Start of RECORDS SUPPLIED

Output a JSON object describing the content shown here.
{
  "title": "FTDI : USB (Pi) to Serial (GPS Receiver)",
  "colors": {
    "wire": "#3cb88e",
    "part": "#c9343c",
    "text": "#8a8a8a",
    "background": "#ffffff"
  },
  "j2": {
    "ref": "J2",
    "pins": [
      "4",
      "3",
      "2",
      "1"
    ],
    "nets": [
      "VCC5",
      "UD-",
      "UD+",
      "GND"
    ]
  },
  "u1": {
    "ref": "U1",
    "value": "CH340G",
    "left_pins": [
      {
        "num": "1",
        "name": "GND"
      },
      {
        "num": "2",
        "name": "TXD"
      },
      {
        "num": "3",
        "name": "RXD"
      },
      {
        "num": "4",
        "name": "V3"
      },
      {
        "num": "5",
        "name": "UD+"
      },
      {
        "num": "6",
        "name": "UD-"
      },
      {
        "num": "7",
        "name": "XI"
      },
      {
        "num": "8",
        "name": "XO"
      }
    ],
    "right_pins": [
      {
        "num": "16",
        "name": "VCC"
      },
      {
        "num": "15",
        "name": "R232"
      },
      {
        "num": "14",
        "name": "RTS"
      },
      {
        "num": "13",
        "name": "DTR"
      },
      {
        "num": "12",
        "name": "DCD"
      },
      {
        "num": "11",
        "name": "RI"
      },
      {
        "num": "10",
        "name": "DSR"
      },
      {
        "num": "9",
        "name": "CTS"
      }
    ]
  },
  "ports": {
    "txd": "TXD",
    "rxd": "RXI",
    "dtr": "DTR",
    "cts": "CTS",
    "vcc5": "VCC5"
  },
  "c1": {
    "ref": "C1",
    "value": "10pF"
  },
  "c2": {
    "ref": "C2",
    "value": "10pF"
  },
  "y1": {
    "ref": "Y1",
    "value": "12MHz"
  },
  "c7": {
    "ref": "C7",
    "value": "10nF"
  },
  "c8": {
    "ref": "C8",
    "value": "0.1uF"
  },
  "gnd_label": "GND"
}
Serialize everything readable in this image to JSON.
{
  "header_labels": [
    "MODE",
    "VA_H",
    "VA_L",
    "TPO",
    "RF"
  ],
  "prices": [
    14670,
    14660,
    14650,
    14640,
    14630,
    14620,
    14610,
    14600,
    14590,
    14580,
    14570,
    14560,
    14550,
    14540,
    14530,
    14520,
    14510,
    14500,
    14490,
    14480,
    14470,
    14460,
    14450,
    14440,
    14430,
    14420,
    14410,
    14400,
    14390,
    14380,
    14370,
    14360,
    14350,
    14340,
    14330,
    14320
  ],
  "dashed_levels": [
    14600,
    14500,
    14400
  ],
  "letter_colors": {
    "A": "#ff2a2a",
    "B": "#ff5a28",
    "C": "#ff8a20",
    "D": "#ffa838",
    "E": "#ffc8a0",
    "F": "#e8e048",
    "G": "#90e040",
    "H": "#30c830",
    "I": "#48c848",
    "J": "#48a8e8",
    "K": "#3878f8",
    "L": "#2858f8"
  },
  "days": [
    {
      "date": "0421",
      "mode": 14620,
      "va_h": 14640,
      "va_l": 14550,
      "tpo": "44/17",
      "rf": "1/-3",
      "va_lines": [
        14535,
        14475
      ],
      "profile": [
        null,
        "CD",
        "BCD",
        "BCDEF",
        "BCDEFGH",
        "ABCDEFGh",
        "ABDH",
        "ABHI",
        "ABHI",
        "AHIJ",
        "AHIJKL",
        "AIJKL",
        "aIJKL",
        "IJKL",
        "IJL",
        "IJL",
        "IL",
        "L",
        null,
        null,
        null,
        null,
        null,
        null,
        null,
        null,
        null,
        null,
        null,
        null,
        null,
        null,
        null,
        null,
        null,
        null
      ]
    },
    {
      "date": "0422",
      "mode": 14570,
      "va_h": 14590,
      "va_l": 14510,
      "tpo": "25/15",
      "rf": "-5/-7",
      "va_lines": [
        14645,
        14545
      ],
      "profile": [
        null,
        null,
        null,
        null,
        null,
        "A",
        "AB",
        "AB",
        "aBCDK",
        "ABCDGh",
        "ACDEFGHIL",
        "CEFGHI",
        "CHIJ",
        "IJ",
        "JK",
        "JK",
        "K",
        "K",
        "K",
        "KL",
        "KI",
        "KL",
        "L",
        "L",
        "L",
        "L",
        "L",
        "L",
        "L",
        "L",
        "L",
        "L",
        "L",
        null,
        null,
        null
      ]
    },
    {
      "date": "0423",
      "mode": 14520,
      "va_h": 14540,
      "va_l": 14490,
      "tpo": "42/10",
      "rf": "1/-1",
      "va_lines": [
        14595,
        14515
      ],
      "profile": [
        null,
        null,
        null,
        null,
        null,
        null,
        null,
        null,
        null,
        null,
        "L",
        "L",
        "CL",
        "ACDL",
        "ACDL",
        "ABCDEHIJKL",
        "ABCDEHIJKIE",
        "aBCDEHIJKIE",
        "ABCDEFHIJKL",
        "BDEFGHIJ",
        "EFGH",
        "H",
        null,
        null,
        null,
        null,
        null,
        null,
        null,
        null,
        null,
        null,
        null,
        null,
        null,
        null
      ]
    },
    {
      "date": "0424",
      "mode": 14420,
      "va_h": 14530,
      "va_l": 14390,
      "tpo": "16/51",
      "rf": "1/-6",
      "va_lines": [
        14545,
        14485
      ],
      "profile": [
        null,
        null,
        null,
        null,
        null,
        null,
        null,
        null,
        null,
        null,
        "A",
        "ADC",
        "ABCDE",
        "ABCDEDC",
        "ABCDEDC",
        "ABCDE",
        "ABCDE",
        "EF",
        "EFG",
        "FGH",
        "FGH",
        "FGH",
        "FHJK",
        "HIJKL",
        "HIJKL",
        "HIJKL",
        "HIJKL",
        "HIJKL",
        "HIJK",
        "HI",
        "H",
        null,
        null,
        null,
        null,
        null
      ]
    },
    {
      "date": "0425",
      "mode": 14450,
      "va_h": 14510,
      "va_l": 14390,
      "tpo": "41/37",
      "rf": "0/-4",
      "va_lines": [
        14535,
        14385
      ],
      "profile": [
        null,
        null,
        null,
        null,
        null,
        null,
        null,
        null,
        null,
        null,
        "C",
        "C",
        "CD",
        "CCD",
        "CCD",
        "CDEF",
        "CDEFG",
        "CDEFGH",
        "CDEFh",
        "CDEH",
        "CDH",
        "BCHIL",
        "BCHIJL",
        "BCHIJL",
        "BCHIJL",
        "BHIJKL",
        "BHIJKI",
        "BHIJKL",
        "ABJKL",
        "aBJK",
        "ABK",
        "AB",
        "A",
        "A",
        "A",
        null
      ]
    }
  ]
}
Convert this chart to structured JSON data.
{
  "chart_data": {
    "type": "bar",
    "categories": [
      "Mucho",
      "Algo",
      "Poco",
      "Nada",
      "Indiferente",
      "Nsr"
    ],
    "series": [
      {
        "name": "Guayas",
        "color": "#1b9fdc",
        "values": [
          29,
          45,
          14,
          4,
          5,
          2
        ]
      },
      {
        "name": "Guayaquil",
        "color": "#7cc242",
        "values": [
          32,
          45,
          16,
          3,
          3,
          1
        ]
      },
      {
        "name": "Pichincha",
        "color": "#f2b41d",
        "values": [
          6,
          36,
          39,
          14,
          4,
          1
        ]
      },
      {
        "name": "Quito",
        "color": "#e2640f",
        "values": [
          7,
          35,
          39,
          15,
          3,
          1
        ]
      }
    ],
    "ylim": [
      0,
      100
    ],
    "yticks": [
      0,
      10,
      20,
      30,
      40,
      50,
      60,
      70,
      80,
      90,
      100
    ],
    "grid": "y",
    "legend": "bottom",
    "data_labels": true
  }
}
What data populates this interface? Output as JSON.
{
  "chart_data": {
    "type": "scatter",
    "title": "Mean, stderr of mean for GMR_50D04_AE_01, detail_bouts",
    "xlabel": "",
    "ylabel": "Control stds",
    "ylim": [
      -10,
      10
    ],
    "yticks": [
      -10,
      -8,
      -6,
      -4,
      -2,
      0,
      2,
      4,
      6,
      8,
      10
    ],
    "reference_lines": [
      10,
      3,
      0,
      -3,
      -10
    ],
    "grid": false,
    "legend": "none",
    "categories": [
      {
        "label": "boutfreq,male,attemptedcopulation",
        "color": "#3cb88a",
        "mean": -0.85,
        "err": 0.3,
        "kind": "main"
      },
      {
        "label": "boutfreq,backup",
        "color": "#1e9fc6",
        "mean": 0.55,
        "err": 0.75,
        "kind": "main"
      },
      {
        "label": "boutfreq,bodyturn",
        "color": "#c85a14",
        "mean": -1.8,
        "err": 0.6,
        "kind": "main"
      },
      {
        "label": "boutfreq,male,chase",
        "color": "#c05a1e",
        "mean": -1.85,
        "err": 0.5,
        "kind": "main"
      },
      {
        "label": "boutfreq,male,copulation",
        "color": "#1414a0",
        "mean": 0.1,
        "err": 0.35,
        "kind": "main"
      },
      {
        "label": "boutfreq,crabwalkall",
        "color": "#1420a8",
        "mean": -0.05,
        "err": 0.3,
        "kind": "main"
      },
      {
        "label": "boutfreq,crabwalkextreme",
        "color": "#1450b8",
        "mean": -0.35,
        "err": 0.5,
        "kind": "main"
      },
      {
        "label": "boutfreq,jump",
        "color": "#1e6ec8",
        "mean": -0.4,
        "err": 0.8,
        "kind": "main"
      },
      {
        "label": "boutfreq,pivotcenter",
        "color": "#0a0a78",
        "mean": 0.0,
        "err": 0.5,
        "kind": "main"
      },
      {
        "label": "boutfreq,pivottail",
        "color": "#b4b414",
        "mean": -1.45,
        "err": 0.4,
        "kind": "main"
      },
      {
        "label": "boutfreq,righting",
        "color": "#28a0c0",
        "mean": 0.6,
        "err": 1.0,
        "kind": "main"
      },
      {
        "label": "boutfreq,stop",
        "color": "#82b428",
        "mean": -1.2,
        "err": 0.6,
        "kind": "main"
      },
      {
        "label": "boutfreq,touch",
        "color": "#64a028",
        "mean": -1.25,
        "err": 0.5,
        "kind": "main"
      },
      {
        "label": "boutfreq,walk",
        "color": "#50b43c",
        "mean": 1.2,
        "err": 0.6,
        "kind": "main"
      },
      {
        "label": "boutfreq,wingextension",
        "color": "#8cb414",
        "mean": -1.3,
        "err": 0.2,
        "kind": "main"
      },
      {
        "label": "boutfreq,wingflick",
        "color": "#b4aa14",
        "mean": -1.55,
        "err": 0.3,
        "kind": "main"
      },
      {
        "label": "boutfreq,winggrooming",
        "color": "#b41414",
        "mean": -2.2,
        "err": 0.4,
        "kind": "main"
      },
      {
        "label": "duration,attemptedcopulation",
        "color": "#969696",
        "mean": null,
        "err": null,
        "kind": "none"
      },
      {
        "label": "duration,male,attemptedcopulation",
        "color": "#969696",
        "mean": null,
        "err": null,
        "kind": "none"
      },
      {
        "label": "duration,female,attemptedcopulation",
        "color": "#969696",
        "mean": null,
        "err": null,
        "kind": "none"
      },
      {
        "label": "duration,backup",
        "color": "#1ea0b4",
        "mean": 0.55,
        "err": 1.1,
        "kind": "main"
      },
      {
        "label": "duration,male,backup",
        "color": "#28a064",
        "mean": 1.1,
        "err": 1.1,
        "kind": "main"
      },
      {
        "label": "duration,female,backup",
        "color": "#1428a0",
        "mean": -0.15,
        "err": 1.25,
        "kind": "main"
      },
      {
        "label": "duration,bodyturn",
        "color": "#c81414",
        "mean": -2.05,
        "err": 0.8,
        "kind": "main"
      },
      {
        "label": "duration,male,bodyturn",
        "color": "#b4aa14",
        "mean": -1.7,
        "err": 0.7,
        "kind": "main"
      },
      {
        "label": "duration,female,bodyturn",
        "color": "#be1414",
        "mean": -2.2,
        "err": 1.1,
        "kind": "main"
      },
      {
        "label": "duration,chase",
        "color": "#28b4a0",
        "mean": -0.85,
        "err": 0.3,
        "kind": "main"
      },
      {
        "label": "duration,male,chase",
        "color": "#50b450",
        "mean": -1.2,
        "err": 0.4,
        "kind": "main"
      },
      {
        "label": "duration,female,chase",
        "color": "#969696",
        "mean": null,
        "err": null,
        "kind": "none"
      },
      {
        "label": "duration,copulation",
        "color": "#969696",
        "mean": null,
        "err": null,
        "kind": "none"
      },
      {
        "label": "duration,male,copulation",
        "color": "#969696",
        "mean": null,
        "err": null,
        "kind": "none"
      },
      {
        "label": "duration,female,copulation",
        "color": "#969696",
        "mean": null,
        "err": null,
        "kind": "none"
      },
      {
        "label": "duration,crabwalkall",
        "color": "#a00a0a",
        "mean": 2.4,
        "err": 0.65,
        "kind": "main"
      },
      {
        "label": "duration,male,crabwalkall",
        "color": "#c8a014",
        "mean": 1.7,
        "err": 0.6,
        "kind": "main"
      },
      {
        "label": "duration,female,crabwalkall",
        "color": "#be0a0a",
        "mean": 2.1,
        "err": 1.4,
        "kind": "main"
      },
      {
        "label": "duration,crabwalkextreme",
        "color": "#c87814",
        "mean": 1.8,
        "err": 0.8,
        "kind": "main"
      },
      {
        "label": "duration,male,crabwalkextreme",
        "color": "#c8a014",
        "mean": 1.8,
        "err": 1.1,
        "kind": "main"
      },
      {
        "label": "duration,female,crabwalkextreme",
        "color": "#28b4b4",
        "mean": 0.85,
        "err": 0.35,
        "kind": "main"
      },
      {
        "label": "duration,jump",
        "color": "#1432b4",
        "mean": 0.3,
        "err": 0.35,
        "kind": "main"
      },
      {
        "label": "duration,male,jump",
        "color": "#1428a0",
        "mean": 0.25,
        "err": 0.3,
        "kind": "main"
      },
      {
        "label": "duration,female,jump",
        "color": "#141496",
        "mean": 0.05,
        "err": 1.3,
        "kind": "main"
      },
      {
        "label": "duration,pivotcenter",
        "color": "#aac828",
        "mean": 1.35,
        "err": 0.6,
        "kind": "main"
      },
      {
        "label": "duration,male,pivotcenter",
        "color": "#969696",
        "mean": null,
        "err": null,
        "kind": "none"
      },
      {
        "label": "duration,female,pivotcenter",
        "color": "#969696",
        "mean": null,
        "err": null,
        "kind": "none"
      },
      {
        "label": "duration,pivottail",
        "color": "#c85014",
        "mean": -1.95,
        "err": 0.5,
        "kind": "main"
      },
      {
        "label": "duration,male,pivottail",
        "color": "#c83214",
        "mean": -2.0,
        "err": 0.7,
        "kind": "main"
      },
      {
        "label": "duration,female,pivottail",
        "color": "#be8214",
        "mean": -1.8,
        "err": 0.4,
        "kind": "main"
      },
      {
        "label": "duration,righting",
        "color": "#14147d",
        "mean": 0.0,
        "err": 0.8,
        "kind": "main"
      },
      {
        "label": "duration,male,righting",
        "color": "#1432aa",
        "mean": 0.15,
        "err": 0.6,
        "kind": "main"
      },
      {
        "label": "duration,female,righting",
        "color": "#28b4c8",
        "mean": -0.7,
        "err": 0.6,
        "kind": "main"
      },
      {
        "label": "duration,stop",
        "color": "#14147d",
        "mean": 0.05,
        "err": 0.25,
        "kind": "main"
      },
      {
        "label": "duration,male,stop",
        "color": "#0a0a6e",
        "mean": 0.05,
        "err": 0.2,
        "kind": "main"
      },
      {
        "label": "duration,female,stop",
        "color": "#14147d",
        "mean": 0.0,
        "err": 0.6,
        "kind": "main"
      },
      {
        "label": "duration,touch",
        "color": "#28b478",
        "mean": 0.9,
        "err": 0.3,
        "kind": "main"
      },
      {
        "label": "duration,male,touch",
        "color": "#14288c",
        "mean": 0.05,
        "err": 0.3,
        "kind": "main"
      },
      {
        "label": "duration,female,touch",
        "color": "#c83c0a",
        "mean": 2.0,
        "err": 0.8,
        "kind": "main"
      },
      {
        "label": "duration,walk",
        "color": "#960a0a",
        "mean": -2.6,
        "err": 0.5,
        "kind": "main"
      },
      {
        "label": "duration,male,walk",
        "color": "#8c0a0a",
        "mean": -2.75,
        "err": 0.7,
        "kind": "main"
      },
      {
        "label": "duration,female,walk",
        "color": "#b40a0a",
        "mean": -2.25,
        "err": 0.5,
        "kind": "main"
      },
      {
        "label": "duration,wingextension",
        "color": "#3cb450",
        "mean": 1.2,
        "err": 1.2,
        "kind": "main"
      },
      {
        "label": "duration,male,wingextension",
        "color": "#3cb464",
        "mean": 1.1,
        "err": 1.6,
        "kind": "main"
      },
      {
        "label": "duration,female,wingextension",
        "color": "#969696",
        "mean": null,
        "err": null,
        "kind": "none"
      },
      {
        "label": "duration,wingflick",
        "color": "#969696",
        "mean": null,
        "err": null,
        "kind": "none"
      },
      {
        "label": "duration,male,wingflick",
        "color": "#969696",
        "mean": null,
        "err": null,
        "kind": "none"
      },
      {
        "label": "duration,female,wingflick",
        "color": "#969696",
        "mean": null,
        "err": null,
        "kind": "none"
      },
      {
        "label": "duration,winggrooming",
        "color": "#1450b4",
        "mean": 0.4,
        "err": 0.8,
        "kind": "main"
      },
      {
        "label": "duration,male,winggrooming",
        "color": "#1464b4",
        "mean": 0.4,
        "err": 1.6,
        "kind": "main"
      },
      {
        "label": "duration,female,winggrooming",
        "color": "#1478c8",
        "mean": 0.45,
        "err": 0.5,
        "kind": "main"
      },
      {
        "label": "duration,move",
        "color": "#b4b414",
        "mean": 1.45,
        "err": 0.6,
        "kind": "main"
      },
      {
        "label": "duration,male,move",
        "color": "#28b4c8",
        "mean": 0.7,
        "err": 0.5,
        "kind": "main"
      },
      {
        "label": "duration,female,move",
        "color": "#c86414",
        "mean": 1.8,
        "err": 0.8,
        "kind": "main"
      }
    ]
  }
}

End of RECORDS SUPPLIED

- [WHAT YOU WILL DO]
Locate the word "date" in the records above, and return each line that has it.

- [RESPONSE]
      "date": "0421",
      "date": "0422",
      "date": "0423",
      "date": "0424",
      "date": "0425",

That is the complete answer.